* [WRITTEN REQUEST] Note each line of the listing that contains the string "left", and copy it.

* [Raw records]
— start —
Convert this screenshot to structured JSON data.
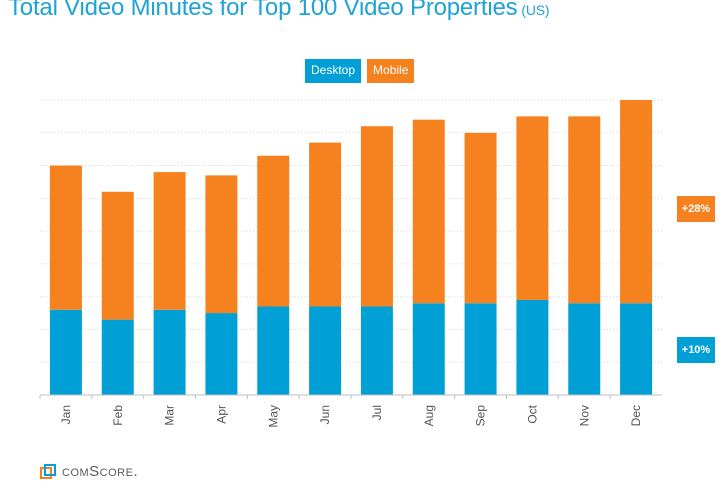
{
  "title": {
    "main": "Total Video Minutes for Top 100 Video Properties",
    "region": "(US)"
  },
  "legend": {
    "desktop": "Desktop",
    "mobile": "Mobile"
  },
  "badges": {
    "mobile": "+28%",
    "desktop": "+10%"
  },
  "logo": "comScore.",
  "colors": {
    "desktop": "#00a0d6",
    "mobile": "#f5821f",
    "title": "#1ea3d6"
  },
  "chart_data": {
    "type": "bar",
    "stacked": true,
    "categories": [
      "Jan",
      "Feb",
      "Mar",
      "Apr",
      "May",
      "Jun",
      "Jul",
      "Aug",
      "Sep",
      "Oct",
      "Nov",
      "Dec"
    ],
    "series": [
      {
        "name": "Desktop",
        "values": [
          2.6,
          2.3,
          2.6,
          2.5,
          2.7,
          2.7,
          2.7,
          2.8,
          2.8,
          2.9,
          2.8,
          2.8
        ]
      },
      {
        "name": "Mobile",
        "values": [
          4.4,
          3.9,
          4.2,
          4.2,
          4.6,
          5.0,
          5.5,
          5.6,
          5.2,
          5.6,
          5.7,
          6.2
        ]
      }
    ],
    "ylim": [
      0,
      9
    ],
    "grid": true,
    "legend_position": "top-center"
  }
}
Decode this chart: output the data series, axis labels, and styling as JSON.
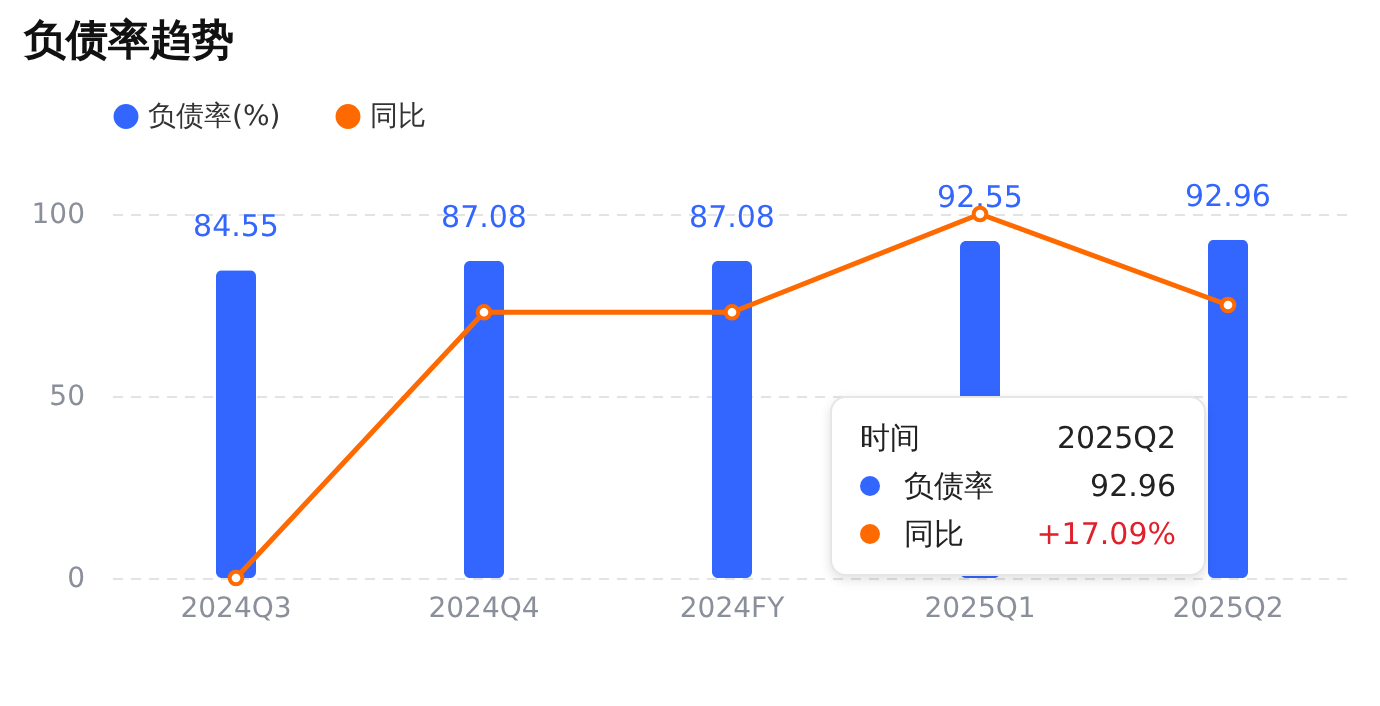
{
  "chart_data": {
    "type": "bar",
    "title": "负债率趋势",
    "categories": [
      "2024Q3",
      "2024Q4",
      "2024FY",
      "2025Q1",
      "2025Q2"
    ],
    "series": [
      {
        "name": "负债率(%)",
        "color": "#3366ff",
        "values": [
          84.55,
          87.08,
          87.08,
          92.55,
          92.96
        ],
        "data_labels": true
      },
      {
        "name": "同比",
        "type": "line",
        "color": "#ff6a00",
        "values": [
          0,
          73,
          73,
          100,
          75
        ],
        "marker": "circle"
      }
    ],
    "ylim": [
      0,
      100
    ],
    "yticks": [
      0,
      50,
      100
    ],
    "grid": "y",
    "legend": "top left",
    "annotations": [
      "时间",
      "2025Q2",
      "负债率",
      "92.96",
      "同比",
      "+17.09%"
    ]
  }
}
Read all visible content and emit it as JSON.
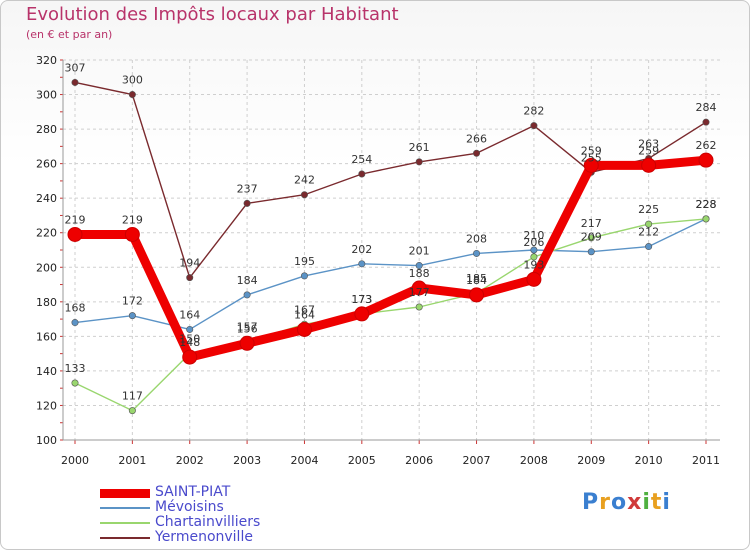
{
  "header": {
    "title": "Evolution des Impôts locaux par Habitant",
    "subtitle": "(en € et par an)"
  },
  "logo": {
    "letters": [
      "P",
      "r",
      "o",
      "x",
      "i",
      "t",
      "i"
    ],
    "colors": [
      "#3a7fd0",
      "#e8a020",
      "#3a7fd0",
      "#d03a3a",
      "#50b040",
      "#e8a020",
      "#3a7fd0"
    ]
  },
  "chart_data": {
    "type": "line",
    "title": "Evolution des Impôts locaux par Habitant",
    "subtitle": "(en € et par an)",
    "xlabel": "",
    "ylabel": "",
    "categories": [
      "2000",
      "2001",
      "2002",
      "2003",
      "2004",
      "2005",
      "2006",
      "2007",
      "2008",
      "2009",
      "2010",
      "2011"
    ],
    "ylim": [
      100,
      320
    ],
    "yticks": [
      100,
      120,
      140,
      160,
      180,
      200,
      220,
      240,
      260,
      280,
      300,
      320
    ],
    "grid": true,
    "legend_position": "bottom-left",
    "series": [
      {
        "name": "Yermenonville",
        "color": "#7a2a2e",
        "values": [
          307,
          300,
          194,
          237,
          242,
          254,
          261,
          266,
          282,
          255,
          263,
          284
        ],
        "labels": [
          "307",
          "300",
          "194",
          "237",
          "242",
          "254",
          "261",
          "266",
          "282",
          "255",
          "263",
          "284"
        ]
      },
      {
        "name": "Mévoisins",
        "color": "#5b93c6",
        "values": [
          168,
          172,
          164,
          184,
          195,
          202,
          201,
          208,
          210,
          209,
          212,
          228
        ],
        "labels": [
          "168",
          "172",
          "164",
          "184",
          "195",
          "202",
          "201",
          "208",
          "210",
          "209",
          "212",
          "228"
        ]
      },
      {
        "name": "Chartainvilliers",
        "color": "#99d66e",
        "values": [
          133,
          117,
          150,
          157,
          167,
          173,
          177,
          185,
          206,
          217,
          225,
          228
        ],
        "labels": [
          "133",
          "117",
          "150",
          "157",
          "167",
          "173",
          "177",
          "185",
          "206",
          "217",
          "225",
          "228"
        ]
      },
      {
        "name": "SAINT-PIAT",
        "color": "#ee0000",
        "values": [
          219,
          219,
          148,
          156,
          164,
          173,
          188,
          184,
          193,
          259,
          259,
          262
        ],
        "labels": [
          "219",
          "219",
          "148",
          "156",
          "164",
          "173",
          "188",
          "184",
          "193",
          "259",
          "259",
          "262"
        ]
      }
    ],
    "legend": [
      {
        "name": "SAINT-PIAT",
        "color": "#ee0000"
      },
      {
        "name": "Mévoisins",
        "color": "#5b93c6"
      },
      {
        "name": "Chartainvilliers",
        "color": "#99d66e"
      },
      {
        "name": "Yermenonville",
        "color": "#7a2a2e"
      }
    ]
  }
}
— end —
* [RESPONSE]
    "legend": "top left",
    "legend_position": "bottom-left",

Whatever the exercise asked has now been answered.